--- BEGIN DATASET EXTRACT ---

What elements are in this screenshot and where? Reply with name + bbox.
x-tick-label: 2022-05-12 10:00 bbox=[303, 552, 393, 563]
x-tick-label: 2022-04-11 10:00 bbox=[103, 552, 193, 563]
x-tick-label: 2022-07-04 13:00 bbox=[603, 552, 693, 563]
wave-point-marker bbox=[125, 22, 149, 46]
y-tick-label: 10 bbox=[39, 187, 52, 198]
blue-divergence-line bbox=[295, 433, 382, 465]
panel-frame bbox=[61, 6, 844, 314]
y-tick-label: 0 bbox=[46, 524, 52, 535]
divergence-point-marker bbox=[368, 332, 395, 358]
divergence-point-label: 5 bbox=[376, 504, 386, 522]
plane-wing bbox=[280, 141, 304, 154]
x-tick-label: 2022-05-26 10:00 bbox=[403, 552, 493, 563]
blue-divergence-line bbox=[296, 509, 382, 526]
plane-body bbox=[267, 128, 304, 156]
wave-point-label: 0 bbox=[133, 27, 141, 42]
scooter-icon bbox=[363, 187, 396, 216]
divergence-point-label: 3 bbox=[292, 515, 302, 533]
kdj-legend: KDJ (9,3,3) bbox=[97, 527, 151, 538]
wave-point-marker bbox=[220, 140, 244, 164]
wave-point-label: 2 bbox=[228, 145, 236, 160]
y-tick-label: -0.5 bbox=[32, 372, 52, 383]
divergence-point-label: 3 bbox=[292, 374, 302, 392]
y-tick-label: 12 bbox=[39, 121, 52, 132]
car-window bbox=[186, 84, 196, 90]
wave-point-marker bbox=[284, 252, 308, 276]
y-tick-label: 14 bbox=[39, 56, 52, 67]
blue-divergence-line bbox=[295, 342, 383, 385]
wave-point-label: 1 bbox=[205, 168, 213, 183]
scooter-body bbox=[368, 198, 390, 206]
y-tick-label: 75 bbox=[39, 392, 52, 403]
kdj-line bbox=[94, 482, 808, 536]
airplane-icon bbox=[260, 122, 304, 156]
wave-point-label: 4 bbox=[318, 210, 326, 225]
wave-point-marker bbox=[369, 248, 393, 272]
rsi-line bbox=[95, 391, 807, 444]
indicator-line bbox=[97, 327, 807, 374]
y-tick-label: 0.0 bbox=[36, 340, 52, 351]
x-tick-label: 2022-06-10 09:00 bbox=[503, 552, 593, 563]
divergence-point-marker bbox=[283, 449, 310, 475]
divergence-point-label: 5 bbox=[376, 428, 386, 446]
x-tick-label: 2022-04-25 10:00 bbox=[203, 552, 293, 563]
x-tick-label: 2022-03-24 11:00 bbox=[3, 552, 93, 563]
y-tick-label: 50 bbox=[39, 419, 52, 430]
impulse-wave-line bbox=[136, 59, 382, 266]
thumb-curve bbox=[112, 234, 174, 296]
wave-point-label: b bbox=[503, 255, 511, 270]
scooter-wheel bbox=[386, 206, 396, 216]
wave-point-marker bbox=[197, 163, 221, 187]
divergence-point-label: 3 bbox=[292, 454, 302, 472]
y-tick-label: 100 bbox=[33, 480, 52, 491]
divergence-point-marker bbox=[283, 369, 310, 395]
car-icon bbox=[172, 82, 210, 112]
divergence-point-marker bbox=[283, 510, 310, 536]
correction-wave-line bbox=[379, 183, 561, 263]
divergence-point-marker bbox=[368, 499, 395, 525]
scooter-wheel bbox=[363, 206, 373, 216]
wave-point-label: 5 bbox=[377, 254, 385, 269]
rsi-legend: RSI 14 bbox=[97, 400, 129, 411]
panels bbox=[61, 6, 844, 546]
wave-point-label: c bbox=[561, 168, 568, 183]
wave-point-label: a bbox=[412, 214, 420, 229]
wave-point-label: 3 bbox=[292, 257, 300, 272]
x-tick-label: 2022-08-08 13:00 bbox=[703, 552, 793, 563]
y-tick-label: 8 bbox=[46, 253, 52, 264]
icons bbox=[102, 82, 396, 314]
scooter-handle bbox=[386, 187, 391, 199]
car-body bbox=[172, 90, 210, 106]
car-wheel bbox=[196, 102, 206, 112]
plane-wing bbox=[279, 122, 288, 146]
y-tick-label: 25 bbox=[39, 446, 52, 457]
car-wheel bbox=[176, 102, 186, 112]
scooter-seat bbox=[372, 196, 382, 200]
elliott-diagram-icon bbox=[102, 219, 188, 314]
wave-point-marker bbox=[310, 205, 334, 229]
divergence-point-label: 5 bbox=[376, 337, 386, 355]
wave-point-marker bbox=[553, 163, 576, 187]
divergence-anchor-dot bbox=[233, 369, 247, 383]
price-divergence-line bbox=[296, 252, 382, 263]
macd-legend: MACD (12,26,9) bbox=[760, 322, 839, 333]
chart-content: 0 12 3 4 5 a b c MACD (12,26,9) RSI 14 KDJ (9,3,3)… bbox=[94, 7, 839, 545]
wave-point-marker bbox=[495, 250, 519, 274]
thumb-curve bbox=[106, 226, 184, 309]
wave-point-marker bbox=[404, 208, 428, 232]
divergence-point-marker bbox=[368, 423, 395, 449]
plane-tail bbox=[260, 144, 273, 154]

--- END DATASET EXTRACT ---

**TASK TO COMPLETE**
Rewrite all the items above, replacing each occurrence of "scooter" with "bicycle" and leaving everything else unchanged.

**OUTPUT OF THE EXERCISE**
What elements are in this screenshot and where? Reply with name + bbox.
x-tick-label: 2022-05-12 10:00 bbox=[303, 552, 393, 563]
x-tick-label: 2022-04-11 10:00 bbox=[103, 552, 193, 563]
x-tick-label: 2022-07-04 13:00 bbox=[603, 552, 693, 563]
wave-point-marker bbox=[125, 22, 149, 46]
y-tick-label: 10 bbox=[39, 187, 52, 198]
blue-divergence-line bbox=[295, 433, 382, 465]
panel-frame bbox=[61, 6, 844, 314]
y-tick-label: 0 bbox=[46, 524, 52, 535]
divergence-point-marker bbox=[368, 332, 395, 358]
divergence-point-label: 5 bbox=[376, 504, 386, 522]
plane-wing bbox=[280, 141, 304, 154]
x-tick-label: 2022-05-26 10:00 bbox=[403, 552, 493, 563]
blue-divergence-line bbox=[296, 509, 382, 526]
plane-body bbox=[267, 128, 304, 156]
wave-point-label: 0 bbox=[133, 27, 141, 42]
bicycle-icon bbox=[363, 187, 396, 216]
divergence-point-label: 3 bbox=[292, 515, 302, 533]
kdj-legend: KDJ (9,3,3) bbox=[97, 527, 151, 538]
wave-point-marker bbox=[220, 140, 244, 164]
wave-point-label: 2 bbox=[228, 145, 236, 160]
y-tick-label: -0.5 bbox=[32, 372, 52, 383]
divergence-point-label: 3 bbox=[292, 374, 302, 392]
y-tick-label: 12 bbox=[39, 121, 52, 132]
car-window bbox=[186, 84, 196, 90]
wave-point-marker bbox=[284, 252, 308, 276]
y-tick-label: 14 bbox=[39, 56, 52, 67]
blue-divergence-line bbox=[295, 342, 383, 385]
wave-point-label: 1 bbox=[205, 168, 213, 183]
bicycle-body bbox=[368, 198, 390, 206]
y-tick-label: 75 bbox=[39, 392, 52, 403]
kdj-line bbox=[94, 482, 808, 536]
airplane-icon bbox=[260, 122, 304, 156]
wave-point-label: 4 bbox=[318, 210, 326, 225]
wave-point-marker bbox=[369, 248, 393, 272]
rsi-line bbox=[95, 391, 807, 444]
indicator-line bbox=[97, 327, 807, 374]
y-tick-label: 0.0 bbox=[36, 340, 52, 351]
x-tick-label: 2022-06-10 09:00 bbox=[503, 552, 593, 563]
divergence-point-marker bbox=[283, 449, 310, 475]
divergence-point-label: 5 bbox=[376, 428, 386, 446]
x-tick-label: 2022-04-25 10:00 bbox=[203, 552, 293, 563]
x-tick-label: 2022-03-24 11:00 bbox=[3, 552, 93, 563]
y-tick-label: 50 bbox=[39, 419, 52, 430]
impulse-wave-line bbox=[136, 59, 382, 266]
thumb-curve bbox=[112, 234, 174, 296]
wave-point-label: b bbox=[503, 255, 511, 270]
bicycle-wheel bbox=[386, 206, 396, 216]
wave-point-marker bbox=[197, 163, 221, 187]
divergence-point-label: 3 bbox=[292, 454, 302, 472]
y-tick-label: 100 bbox=[33, 480, 52, 491]
divergence-point-marker bbox=[283, 369, 310, 395]
car-icon bbox=[172, 82, 210, 112]
divergence-point-marker bbox=[283, 510, 310, 536]
correction-wave-line bbox=[379, 183, 561, 263]
divergence-point-marker bbox=[368, 499, 395, 525]
bicycle-wheel bbox=[363, 206, 373, 216]
wave-point-label: 5 bbox=[377, 254, 385, 269]
rsi-legend: RSI 14 bbox=[97, 400, 129, 411]
panels bbox=[61, 6, 844, 546]
wave-point-label: c bbox=[561, 168, 568, 183]
wave-point-label: a bbox=[412, 214, 420, 229]
wave-point-label: 3 bbox=[292, 257, 300, 272]
x-tick-label: 2022-08-08 13:00 bbox=[703, 552, 793, 563]
y-tick-label: 8 bbox=[46, 253, 52, 264]
icons bbox=[102, 82, 396, 314]
bicycle-handle bbox=[386, 187, 391, 199]
car-body bbox=[172, 90, 210, 106]
car-wheel bbox=[196, 102, 206, 112]
plane-wing bbox=[279, 122, 288, 146]
y-tick-label: 25 bbox=[39, 446, 52, 457]
car-wheel bbox=[176, 102, 186, 112]
bicycle-seat bbox=[372, 196, 382, 200]
elliott-diagram-icon bbox=[102, 219, 188, 314]
wave-point-marker bbox=[310, 205, 334, 229]
divergence-point-label: 5 bbox=[376, 337, 386, 355]
wave-point-marker bbox=[553, 163, 576, 187]
divergence-anchor-dot bbox=[233, 369, 247, 383]
price-divergence-line bbox=[296, 252, 382, 263]
macd-legend: MACD (12,26,9) bbox=[760, 322, 839, 333]
chart-content: 0 12 3 4 5 a b c MACD (12,26,9) RSI 14 KDJ (9,3,3)… bbox=[94, 7, 839, 545]
wave-point-marker bbox=[495, 250, 519, 274]
thumb-curve bbox=[106, 226, 184, 309]
wave-point-marker bbox=[404, 208, 428, 232]
divergence-point-marker bbox=[368, 423, 395, 449]
plane-tail bbox=[260, 144, 273, 154]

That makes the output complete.